▸ **ENTRIES SUPPLIED**:
'''

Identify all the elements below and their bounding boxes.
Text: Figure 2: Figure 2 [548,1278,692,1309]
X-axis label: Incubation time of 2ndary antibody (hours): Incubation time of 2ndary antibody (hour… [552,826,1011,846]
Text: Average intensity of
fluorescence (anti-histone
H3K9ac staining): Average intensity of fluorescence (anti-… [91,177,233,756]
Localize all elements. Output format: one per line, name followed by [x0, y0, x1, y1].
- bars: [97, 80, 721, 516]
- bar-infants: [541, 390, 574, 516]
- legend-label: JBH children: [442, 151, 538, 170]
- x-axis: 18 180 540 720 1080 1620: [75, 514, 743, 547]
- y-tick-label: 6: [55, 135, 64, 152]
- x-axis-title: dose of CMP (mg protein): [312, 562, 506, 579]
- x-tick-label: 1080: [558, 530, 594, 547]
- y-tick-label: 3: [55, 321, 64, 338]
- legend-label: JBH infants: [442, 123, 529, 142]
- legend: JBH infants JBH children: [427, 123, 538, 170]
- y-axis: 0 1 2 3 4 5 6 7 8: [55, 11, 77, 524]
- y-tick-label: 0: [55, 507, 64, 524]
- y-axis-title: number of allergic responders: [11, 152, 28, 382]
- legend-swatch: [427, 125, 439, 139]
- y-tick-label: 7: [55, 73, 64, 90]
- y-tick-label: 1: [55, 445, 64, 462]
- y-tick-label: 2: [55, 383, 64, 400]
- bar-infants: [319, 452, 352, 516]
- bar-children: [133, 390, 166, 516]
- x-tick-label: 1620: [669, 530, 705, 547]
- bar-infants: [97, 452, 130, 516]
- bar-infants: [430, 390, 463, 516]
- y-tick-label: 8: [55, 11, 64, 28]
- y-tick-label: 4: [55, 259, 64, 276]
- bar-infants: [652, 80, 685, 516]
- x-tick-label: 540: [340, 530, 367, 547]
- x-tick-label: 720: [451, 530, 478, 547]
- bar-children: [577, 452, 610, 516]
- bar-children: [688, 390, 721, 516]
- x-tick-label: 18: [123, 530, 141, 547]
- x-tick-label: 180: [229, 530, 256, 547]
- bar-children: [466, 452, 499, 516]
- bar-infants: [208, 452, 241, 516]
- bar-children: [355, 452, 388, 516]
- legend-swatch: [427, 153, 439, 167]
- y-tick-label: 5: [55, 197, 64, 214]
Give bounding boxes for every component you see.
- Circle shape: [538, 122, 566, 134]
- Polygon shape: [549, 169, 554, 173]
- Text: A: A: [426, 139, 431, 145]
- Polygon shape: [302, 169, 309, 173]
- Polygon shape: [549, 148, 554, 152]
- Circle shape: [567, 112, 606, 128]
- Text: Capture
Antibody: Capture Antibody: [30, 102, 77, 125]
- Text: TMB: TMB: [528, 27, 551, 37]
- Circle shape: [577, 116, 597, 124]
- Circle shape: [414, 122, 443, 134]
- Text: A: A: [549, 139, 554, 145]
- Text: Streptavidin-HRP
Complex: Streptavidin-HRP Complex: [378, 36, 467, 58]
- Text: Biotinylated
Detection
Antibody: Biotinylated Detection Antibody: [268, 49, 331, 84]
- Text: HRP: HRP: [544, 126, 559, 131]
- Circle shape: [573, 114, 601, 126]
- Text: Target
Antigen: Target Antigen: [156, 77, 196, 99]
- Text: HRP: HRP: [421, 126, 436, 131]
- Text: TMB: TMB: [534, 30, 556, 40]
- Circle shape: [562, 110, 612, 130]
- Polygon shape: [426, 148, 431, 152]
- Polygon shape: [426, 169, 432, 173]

'''

▸ **TRY IT**: Repeat each of the records exactly as written.

▸ **ANSWER SPACE**:
Identify all the elements below and their bounding boxes.
Text: Figure 2: Figure 2 [548,1278,692,1309]
X-axis label: Incubation time of 2ndary antibody (hours): Incubation time of 2ndary antibody (hour… [552,826,1011,846]
Text: Average intensity of
fluorescence (anti-histone
H3K9ac staining): Average intensity of fluorescence (anti-… [91,177,233,756]
Localize all elements. Output format: one per line, name followed by [x0, y0, x1, y1].
- bars: [97, 80, 721, 516]
- bar-infants: [541, 390, 574, 516]
- legend-label: JBH children: [442, 151, 538, 170]
- x-axis: 18 180 540 720 1080 1620: [75, 514, 743, 547]
- y-tick-label: 6: [55, 135, 64, 152]
- x-axis-title: dose of CMP (mg protein): [312, 562, 506, 579]
- x-tick-label: 1080: [558, 530, 594, 547]
- y-tick-label: 3: [55, 321, 64, 338]
- legend-label: JBH infants: [442, 123, 529, 142]
- legend: JBH infants JBH children: [427, 123, 538, 170]
- y-axis: 0 1 2 3 4 5 6 7 8: [55, 11, 77, 524]
- y-tick-label: 0: [55, 507, 64, 524]
- y-axis-title: number of allergic responders: [11, 152, 28, 382]
- legend-swatch: [427, 125, 439, 139]
- y-tick-label: 7: [55, 73, 64, 90]
- y-tick-label: 1: [55, 445, 64, 462]
- y-tick-label: 2: [55, 383, 64, 400]
- bar-infants: [319, 452, 352, 516]
- bar-children: [133, 390, 166, 516]
- x-tick-label: 1620: [669, 530, 705, 547]
- bar-infants: [97, 452, 130, 516]
- bar-infants: [430, 390, 463, 516]
- y-tick-label: 8: [55, 11, 64, 28]
- y-tick-label: 4: [55, 259, 64, 276]
- bar-infants: [652, 80, 685, 516]
- x-tick-label: 540: [340, 530, 367, 547]
- x-tick-label: 720: [451, 530, 478, 547]
- bar-children: [577, 452, 610, 516]
- bar-children: [688, 390, 721, 516]
- x-tick-label: 18: [123, 530, 141, 547]
- x-tick-label: 180: [229, 530, 256, 547]
- bar-children: [466, 452, 499, 516]
- bar-infants: [208, 452, 241, 516]
- bar-children: [355, 452, 388, 516]
- legend-swatch: [427, 153, 439, 167]
- y-tick-label: 5: [55, 197, 64, 214]
Give bounding boxes for every component you see.
- Circle shape: [538, 122, 566, 134]
- Polygon shape: [549, 169, 554, 173]
- Text: A: A: [426, 139, 431, 145]
- Polygon shape: [302, 169, 309, 173]
- Polygon shape: [549, 148, 554, 152]
- Circle shape: [567, 112, 606, 128]
- Text: Capture
Antibody: Capture Antibody: [30, 102, 77, 125]
- Text: TMB: TMB: [528, 27, 551, 37]
- Circle shape: [577, 116, 597, 124]
- Circle shape: [414, 122, 443, 134]
- Text: A: A: [549, 139, 554, 145]
- Text: Streptavidin-HRP
Complex: Streptavidin-HRP Complex: [378, 36, 467, 58]
- Text: Biotinylated
Detection
Antibody: Biotinylated Detection Antibody: [268, 49, 331, 84]
- Text: HRP: HRP: [544, 126, 559, 131]
- Circle shape: [573, 114, 601, 126]
- Text: Target
Antigen: Target Antigen: [156, 77, 196, 99]
- Text: HRP: HRP: [421, 126, 436, 131]
- Text: TMB: TMB: [534, 30, 556, 40]
- Circle shape: [562, 110, 612, 130]
- Polygon shape: [426, 148, 431, 152]
- Polygon shape: [426, 169, 432, 173]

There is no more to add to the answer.